Extract, from the records beneath this instruction, each line that contains the word "expression".
* * * * * * *
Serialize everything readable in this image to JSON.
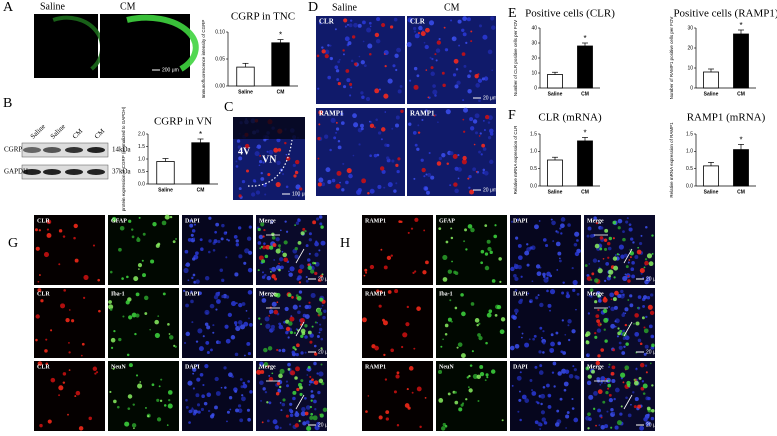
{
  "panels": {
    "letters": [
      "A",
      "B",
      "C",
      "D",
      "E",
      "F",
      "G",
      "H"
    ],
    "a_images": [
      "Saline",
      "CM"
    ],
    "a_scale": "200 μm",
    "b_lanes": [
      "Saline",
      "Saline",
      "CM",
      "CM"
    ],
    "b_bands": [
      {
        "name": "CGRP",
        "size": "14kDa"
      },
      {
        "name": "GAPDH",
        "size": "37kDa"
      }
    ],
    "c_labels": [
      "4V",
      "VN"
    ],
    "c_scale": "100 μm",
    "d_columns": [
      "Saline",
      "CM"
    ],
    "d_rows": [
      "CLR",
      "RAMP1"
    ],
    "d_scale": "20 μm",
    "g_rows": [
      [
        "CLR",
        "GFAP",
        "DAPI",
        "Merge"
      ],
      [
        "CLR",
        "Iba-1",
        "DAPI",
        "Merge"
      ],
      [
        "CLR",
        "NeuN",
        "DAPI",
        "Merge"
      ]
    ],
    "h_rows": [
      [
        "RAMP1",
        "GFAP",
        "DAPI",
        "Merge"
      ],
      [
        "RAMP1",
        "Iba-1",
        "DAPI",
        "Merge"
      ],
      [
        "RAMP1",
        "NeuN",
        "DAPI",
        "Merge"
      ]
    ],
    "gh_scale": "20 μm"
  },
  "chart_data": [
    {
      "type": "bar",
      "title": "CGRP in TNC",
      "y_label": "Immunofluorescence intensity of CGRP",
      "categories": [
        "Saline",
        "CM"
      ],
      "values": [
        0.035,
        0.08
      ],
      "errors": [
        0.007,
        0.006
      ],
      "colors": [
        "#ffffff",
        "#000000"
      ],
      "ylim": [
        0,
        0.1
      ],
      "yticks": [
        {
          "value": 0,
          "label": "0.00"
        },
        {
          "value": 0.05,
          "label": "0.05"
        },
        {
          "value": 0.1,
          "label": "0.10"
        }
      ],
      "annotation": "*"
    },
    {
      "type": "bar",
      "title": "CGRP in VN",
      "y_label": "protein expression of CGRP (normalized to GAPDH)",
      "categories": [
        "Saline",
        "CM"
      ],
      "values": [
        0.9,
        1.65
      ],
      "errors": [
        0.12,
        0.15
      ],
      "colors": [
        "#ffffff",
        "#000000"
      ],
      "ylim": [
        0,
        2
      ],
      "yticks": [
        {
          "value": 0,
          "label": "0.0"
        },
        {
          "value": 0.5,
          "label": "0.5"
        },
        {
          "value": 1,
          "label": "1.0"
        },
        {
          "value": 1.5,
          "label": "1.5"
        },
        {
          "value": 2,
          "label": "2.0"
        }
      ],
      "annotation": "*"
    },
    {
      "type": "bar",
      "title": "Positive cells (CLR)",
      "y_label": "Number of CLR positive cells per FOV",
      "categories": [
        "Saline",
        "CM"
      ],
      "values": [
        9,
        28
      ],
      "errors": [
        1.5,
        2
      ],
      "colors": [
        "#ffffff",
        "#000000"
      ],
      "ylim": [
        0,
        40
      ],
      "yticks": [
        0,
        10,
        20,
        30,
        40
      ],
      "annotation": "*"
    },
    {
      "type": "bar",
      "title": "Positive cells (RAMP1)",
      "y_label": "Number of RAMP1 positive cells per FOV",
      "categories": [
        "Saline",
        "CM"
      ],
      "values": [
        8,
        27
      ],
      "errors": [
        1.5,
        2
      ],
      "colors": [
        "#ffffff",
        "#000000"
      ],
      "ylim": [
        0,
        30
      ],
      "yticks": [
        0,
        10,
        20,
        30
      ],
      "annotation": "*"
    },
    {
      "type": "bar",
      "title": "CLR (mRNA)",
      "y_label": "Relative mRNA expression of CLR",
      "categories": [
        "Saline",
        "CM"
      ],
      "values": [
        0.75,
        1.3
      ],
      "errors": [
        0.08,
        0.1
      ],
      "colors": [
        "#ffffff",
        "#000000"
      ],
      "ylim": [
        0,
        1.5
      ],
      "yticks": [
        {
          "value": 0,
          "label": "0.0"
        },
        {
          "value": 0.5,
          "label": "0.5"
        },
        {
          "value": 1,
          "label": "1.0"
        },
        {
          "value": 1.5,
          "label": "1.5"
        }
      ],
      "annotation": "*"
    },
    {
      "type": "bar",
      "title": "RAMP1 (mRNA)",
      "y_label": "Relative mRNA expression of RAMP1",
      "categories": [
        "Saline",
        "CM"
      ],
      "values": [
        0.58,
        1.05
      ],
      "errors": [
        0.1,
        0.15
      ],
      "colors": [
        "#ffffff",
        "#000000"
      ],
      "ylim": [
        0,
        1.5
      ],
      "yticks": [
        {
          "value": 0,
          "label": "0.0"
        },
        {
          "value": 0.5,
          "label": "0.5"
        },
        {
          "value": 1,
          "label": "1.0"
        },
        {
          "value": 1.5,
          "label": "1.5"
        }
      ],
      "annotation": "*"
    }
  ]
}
* * * * * * *
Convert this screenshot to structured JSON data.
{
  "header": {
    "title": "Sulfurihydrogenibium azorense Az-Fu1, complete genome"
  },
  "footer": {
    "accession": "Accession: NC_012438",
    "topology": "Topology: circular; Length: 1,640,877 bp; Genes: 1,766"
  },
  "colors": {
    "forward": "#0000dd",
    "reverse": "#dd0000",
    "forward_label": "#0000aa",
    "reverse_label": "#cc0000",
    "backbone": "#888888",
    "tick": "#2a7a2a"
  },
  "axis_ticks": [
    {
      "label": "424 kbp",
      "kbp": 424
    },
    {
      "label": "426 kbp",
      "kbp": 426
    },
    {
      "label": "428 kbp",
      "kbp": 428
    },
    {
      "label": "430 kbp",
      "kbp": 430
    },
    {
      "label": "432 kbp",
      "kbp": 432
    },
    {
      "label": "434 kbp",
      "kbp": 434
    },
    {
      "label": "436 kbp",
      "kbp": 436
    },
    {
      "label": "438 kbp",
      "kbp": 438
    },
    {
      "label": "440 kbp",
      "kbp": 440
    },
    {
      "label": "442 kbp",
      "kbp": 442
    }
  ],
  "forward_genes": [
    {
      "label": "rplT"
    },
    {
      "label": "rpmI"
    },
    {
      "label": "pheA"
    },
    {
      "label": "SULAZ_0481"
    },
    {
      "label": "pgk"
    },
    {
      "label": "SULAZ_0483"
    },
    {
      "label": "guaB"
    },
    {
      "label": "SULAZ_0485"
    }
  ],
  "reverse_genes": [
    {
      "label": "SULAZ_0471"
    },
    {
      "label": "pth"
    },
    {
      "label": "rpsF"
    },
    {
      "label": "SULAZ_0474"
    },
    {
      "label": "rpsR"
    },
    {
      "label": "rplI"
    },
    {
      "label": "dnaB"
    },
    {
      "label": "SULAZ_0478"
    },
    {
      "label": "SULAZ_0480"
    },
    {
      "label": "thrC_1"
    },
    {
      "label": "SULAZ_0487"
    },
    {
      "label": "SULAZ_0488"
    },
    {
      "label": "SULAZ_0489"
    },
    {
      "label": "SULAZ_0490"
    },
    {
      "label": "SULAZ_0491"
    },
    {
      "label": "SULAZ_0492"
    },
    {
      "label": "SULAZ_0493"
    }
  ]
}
* * * * * * *
Exercise response =>
      "y_label": "protein expression of CGRP (normalized to GAPDH)",
      "y_label": "Relative mRNA expression of CLR",
      "y_label": "Relative mRNA expression of RAMP1",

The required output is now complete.